— Set exercise —
Extract each line containing the string "Mission".

— Input records —

########

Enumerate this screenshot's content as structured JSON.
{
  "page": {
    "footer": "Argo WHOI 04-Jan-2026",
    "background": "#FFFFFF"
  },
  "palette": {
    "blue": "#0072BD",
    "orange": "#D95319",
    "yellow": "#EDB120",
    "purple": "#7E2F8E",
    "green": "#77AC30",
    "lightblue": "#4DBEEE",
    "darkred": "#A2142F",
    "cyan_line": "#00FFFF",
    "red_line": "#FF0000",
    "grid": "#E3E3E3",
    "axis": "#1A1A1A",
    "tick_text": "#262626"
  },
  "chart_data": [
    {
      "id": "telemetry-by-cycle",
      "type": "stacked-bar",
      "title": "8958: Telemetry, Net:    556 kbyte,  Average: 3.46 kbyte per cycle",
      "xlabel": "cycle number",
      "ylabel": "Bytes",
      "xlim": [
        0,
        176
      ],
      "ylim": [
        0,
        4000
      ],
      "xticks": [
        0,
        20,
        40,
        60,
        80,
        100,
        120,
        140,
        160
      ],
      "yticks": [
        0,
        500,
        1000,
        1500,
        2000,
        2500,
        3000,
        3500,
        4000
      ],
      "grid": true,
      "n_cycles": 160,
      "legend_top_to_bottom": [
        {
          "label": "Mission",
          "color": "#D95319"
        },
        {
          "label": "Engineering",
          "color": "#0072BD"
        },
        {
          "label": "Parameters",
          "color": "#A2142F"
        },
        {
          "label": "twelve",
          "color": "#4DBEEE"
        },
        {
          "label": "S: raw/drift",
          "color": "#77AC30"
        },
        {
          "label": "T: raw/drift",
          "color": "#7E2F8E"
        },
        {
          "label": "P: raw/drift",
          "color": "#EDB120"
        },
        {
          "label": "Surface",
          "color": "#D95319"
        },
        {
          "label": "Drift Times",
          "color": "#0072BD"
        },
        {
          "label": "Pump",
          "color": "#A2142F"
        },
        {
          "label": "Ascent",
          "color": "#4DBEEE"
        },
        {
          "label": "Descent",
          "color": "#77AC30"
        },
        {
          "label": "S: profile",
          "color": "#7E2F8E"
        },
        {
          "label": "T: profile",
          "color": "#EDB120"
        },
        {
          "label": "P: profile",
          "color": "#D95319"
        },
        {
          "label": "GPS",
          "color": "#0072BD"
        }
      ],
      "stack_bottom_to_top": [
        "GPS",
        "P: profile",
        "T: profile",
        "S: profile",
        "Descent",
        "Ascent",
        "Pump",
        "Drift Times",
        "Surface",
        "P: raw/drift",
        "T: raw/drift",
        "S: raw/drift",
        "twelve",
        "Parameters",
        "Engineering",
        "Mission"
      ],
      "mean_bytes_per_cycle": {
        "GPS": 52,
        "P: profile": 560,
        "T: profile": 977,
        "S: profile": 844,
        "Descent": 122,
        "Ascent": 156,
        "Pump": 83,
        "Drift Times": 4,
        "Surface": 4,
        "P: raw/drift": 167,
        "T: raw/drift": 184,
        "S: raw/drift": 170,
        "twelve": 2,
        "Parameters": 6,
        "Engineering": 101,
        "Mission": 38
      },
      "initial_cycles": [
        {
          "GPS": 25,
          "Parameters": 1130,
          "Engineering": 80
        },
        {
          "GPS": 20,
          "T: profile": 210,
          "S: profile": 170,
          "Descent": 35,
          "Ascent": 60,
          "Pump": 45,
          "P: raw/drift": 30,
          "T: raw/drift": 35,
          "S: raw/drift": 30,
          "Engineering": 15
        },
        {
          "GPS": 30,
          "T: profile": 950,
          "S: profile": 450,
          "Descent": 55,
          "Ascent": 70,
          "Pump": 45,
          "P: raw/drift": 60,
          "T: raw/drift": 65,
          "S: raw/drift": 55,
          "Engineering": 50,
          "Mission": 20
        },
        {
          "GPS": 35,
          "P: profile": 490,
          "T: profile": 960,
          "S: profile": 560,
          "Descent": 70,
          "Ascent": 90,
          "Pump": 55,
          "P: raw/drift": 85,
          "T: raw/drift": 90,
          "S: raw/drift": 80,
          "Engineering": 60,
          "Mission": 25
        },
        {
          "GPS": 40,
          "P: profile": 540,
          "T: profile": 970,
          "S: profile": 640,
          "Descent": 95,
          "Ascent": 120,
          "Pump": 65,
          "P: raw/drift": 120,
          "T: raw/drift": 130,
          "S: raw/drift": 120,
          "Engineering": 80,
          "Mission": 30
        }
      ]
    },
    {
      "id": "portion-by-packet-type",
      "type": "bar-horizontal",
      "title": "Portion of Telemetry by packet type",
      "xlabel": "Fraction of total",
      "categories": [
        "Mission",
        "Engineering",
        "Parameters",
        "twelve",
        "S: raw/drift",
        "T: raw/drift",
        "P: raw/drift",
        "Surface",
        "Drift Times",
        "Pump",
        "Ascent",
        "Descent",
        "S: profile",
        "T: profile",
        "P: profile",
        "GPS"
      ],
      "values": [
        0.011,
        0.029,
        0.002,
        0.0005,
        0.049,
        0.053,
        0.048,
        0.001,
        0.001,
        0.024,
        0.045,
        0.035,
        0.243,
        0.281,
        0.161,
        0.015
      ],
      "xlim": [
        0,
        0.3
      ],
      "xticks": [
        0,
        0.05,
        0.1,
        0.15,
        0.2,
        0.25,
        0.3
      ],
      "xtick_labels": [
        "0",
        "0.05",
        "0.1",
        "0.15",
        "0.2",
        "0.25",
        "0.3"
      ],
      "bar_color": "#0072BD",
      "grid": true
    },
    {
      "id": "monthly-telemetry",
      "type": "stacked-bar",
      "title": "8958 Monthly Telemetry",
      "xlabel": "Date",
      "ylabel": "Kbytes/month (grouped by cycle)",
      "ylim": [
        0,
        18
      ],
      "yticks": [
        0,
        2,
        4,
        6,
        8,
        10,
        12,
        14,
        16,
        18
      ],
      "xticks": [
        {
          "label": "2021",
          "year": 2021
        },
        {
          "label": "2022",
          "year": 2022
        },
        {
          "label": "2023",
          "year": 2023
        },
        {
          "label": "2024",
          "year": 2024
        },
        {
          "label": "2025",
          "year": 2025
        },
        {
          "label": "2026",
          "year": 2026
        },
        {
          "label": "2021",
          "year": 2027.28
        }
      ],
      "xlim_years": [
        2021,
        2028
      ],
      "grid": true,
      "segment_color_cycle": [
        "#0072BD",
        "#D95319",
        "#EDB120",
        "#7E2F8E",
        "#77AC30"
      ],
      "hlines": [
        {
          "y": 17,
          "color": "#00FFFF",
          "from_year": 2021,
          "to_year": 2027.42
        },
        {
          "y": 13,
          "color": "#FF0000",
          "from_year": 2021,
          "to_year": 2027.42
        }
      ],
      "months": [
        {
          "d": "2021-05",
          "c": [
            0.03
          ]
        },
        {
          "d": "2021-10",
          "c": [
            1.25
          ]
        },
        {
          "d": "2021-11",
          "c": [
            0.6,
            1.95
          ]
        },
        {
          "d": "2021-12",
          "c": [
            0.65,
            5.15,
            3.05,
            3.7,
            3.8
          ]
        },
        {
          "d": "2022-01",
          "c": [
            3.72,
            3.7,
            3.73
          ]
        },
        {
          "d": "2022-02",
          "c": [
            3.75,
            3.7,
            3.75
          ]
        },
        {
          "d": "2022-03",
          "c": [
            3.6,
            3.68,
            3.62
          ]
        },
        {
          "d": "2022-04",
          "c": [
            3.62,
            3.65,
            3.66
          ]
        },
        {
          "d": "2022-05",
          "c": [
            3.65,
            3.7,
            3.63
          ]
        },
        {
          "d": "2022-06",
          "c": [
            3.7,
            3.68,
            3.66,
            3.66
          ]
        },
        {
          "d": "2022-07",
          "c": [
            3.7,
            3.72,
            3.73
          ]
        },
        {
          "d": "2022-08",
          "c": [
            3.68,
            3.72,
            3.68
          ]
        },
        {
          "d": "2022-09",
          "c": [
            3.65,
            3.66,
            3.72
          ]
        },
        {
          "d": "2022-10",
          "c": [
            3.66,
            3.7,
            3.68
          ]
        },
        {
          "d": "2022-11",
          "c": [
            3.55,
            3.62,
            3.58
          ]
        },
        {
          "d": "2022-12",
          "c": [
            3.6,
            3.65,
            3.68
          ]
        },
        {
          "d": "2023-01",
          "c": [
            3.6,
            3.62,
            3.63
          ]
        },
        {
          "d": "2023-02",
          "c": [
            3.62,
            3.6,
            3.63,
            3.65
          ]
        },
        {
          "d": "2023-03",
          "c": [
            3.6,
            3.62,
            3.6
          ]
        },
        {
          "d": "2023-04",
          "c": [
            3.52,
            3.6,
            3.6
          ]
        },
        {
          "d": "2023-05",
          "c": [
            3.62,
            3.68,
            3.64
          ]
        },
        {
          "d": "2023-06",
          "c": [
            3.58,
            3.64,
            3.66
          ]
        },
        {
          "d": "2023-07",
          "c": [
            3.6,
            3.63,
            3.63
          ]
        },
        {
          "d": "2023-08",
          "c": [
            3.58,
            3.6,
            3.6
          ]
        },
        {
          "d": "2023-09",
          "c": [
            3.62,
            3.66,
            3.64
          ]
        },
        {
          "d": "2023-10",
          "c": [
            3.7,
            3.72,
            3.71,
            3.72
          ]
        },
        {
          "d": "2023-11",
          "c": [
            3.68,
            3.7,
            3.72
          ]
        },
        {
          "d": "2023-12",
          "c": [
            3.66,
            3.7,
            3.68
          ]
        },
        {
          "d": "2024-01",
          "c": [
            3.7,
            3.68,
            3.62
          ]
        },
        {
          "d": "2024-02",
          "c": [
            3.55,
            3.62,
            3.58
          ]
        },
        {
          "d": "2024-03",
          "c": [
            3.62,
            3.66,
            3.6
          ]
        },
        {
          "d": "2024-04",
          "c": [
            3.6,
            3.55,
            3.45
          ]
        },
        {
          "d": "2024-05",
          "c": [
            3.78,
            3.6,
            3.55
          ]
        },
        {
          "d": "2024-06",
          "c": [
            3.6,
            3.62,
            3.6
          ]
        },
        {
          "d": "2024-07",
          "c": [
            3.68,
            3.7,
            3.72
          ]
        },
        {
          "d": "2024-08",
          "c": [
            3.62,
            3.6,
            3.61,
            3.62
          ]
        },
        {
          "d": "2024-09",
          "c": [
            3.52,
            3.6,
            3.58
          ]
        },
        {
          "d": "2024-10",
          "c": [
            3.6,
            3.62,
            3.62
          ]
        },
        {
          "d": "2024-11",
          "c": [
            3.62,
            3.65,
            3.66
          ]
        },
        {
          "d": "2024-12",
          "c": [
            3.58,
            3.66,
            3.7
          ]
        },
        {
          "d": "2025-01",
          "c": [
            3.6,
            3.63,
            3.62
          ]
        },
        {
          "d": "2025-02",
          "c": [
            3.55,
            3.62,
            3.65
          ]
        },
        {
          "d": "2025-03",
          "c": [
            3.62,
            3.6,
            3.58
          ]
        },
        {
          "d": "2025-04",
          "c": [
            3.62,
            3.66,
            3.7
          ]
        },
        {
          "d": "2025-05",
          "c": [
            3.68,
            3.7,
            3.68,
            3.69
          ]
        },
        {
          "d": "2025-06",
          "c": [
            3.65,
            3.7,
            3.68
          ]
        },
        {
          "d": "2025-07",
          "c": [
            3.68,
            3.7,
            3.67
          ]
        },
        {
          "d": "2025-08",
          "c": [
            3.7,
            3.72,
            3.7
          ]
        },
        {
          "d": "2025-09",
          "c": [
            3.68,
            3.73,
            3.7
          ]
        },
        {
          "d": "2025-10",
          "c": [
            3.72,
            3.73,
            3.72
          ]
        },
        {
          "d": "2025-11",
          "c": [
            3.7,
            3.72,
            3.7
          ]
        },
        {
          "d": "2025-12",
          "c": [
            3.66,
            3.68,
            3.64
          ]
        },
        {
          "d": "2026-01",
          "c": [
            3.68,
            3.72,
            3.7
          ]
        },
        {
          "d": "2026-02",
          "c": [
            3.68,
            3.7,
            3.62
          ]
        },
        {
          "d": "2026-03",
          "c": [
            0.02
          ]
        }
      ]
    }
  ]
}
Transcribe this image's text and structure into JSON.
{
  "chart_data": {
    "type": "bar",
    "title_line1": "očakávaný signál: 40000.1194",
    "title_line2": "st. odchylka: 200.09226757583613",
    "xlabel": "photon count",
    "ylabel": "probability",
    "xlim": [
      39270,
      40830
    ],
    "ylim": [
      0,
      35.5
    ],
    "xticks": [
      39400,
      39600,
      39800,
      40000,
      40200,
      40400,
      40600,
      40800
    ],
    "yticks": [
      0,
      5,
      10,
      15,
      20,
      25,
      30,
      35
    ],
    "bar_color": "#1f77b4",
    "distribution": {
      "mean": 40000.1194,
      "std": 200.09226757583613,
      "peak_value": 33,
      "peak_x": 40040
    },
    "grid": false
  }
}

########

— Written answer —
          "label": "Mission",
        "Mission"
        "Mission": 38
          "Mission": 20
          "Mission": 25
          "Mission": 30
        "Mission",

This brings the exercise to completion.